## What you should do
Report how many lines in the records below contain the word "листок". Give only the number.

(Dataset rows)
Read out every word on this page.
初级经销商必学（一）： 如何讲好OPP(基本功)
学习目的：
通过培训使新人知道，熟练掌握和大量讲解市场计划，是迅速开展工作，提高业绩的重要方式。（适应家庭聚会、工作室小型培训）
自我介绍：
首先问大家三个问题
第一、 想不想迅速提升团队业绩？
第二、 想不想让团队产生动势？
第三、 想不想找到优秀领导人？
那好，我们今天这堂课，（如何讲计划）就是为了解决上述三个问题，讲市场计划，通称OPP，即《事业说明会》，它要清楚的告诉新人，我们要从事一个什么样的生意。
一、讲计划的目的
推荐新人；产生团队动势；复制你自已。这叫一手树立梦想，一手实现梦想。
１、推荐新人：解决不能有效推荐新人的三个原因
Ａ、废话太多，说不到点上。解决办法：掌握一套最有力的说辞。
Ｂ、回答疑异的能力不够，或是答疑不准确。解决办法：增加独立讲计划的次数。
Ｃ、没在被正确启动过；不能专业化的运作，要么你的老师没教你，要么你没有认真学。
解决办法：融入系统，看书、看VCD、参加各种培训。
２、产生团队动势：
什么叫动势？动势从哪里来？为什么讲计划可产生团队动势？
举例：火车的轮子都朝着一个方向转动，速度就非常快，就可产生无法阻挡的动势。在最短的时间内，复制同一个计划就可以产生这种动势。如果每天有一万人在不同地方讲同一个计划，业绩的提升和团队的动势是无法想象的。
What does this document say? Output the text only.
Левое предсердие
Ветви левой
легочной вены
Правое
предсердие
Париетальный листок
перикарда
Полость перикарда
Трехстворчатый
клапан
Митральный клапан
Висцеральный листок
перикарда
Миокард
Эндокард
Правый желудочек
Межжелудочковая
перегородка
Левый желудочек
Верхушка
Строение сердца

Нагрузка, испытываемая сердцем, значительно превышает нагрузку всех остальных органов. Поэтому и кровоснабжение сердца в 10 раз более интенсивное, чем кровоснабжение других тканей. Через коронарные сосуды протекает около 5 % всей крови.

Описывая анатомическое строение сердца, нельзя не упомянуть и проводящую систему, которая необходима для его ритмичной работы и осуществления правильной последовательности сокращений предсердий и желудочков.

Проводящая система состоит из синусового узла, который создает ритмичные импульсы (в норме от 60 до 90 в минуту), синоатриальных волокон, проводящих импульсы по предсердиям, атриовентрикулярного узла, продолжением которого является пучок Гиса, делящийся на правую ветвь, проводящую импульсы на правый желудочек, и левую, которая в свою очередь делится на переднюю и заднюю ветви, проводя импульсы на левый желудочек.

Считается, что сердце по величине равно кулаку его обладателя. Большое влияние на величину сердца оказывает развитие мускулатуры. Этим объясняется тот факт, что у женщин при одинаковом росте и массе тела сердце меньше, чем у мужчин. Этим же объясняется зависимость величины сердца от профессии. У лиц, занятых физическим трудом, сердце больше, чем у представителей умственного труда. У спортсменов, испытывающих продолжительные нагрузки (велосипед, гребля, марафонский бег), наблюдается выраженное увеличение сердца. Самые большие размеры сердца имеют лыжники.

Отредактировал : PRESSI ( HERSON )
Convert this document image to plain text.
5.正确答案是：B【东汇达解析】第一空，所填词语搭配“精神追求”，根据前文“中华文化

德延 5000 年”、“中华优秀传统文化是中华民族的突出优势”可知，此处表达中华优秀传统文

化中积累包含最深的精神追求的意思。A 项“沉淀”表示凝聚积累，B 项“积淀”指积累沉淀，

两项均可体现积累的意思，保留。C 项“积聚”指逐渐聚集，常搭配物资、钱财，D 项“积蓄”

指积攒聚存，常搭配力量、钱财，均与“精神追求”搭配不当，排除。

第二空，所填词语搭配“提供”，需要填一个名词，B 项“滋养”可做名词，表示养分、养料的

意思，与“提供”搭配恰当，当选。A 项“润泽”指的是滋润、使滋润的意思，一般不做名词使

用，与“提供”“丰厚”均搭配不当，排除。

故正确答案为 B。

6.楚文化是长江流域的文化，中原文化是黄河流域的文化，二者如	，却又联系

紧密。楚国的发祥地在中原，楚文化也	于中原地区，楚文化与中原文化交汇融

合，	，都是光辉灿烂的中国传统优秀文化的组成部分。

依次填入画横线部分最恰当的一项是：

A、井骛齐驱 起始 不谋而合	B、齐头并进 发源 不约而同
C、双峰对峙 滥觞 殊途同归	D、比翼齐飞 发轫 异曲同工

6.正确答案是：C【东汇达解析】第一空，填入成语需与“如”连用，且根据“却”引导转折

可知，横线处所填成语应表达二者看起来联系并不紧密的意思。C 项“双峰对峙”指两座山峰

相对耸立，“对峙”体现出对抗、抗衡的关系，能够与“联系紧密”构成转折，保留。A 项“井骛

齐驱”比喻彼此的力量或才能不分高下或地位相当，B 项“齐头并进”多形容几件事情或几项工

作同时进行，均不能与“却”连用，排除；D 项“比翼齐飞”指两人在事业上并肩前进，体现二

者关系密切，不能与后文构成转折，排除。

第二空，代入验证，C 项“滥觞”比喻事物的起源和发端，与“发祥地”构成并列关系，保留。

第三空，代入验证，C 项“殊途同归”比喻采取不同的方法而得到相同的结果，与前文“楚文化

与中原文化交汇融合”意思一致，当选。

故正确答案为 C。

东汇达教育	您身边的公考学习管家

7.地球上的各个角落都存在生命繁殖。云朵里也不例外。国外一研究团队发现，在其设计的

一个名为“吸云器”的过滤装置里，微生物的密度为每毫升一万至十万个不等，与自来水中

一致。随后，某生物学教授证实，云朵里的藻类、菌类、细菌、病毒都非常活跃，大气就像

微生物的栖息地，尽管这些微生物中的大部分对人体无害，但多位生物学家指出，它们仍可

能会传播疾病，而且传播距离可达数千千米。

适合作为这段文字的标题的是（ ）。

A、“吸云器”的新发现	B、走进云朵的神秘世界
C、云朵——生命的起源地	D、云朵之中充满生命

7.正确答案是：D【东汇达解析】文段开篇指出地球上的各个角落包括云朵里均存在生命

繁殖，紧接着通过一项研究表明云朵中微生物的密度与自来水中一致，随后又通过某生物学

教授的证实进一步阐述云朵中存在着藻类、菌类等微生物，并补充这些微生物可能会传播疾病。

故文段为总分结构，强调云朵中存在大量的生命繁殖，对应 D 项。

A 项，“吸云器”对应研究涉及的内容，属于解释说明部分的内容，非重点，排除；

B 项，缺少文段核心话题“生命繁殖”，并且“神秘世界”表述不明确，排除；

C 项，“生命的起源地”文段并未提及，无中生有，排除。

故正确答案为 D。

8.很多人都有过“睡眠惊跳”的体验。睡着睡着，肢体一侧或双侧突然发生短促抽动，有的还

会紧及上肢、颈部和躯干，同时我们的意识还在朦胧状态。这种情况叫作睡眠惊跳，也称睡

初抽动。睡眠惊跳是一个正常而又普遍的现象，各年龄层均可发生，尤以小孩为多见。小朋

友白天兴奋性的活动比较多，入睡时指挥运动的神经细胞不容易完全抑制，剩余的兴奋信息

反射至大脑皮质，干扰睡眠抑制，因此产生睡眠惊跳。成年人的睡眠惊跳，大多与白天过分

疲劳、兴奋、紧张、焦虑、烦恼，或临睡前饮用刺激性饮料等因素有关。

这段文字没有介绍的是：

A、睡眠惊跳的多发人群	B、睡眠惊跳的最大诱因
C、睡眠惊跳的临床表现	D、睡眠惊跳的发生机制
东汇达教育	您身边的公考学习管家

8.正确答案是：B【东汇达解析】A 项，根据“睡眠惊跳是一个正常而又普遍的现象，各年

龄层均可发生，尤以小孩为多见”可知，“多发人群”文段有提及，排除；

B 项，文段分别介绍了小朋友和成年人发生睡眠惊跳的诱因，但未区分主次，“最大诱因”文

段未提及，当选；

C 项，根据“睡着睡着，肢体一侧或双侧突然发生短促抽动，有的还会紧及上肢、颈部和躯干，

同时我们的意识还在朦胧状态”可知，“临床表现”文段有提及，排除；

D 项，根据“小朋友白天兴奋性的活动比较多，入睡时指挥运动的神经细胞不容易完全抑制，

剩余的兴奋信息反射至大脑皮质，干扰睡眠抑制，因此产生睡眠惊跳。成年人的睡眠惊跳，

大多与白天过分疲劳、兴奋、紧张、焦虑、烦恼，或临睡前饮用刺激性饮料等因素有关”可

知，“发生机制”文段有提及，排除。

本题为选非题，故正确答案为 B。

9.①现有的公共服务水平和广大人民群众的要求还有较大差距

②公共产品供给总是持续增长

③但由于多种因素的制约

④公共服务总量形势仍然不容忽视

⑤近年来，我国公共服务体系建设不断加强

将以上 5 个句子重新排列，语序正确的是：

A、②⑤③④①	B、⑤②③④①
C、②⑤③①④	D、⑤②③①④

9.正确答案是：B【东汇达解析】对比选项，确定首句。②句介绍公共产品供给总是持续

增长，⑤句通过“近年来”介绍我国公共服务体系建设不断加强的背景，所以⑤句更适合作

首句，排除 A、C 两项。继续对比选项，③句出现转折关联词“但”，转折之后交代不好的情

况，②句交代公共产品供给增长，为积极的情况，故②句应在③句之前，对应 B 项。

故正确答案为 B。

## Exercise output
2